◆ Task instructions ◆
Lines that hold the word "name" should be located and copied.

begin Source records

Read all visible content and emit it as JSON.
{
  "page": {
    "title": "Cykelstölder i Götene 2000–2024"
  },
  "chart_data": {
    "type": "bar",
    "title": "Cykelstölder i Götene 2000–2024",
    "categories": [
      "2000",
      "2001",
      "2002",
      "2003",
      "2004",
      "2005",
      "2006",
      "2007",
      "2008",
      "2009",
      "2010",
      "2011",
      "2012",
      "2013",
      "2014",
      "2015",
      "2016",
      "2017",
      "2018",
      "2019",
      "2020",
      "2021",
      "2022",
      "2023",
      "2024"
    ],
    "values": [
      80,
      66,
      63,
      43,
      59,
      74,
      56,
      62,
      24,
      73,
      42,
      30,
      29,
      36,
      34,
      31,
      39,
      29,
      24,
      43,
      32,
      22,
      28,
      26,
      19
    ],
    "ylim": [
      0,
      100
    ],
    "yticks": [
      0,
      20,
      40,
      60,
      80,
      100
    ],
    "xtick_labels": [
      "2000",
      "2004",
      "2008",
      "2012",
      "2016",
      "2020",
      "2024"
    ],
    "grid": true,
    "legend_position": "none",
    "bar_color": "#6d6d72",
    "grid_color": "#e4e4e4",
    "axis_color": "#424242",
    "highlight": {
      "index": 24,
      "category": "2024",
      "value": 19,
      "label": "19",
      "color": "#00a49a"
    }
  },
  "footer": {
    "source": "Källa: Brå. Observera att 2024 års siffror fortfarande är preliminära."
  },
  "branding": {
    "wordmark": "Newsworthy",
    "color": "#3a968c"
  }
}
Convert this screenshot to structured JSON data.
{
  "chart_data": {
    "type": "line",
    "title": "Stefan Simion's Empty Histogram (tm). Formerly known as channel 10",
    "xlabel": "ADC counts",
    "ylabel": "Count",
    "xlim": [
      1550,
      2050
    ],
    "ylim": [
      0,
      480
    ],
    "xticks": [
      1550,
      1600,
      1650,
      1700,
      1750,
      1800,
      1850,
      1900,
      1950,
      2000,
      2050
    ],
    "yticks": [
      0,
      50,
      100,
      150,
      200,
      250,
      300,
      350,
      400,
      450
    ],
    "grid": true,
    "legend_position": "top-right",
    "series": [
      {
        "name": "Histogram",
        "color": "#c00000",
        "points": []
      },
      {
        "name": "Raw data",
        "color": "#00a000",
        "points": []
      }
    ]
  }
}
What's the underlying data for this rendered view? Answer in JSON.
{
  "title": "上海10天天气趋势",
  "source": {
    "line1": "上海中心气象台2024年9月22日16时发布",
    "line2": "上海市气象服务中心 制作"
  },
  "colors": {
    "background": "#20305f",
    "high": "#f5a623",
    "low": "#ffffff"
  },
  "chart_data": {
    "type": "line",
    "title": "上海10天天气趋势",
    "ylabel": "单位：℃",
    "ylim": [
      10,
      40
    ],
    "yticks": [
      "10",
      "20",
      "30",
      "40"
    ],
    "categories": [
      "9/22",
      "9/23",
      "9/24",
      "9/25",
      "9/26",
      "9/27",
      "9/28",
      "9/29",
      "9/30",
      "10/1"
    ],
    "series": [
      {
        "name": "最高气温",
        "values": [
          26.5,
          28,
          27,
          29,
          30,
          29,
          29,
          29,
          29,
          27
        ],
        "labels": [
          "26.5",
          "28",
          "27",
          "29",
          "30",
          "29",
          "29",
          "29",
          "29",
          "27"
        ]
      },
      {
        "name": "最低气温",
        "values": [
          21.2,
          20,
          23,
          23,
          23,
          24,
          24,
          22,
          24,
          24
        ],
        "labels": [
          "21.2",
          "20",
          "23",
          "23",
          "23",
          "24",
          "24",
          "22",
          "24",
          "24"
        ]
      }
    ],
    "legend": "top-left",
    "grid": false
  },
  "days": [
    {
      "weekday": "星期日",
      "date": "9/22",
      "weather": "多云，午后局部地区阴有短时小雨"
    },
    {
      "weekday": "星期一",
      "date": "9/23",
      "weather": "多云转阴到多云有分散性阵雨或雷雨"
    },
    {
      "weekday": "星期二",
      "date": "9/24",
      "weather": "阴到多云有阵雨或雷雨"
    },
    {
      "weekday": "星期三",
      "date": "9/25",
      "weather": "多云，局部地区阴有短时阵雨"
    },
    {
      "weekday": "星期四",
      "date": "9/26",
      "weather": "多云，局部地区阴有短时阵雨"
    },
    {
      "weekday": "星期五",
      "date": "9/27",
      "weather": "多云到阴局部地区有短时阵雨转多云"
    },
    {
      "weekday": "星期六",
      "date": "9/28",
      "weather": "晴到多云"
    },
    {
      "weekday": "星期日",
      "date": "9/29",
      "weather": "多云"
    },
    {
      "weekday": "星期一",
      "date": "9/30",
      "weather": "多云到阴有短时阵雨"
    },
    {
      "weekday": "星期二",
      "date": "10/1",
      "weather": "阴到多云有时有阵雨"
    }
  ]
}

end Source records

◆ Answer below ◆
        "name": "Histogram",
        "name": "Raw data",
        "name": "最高气温",
        "name": "最低气温",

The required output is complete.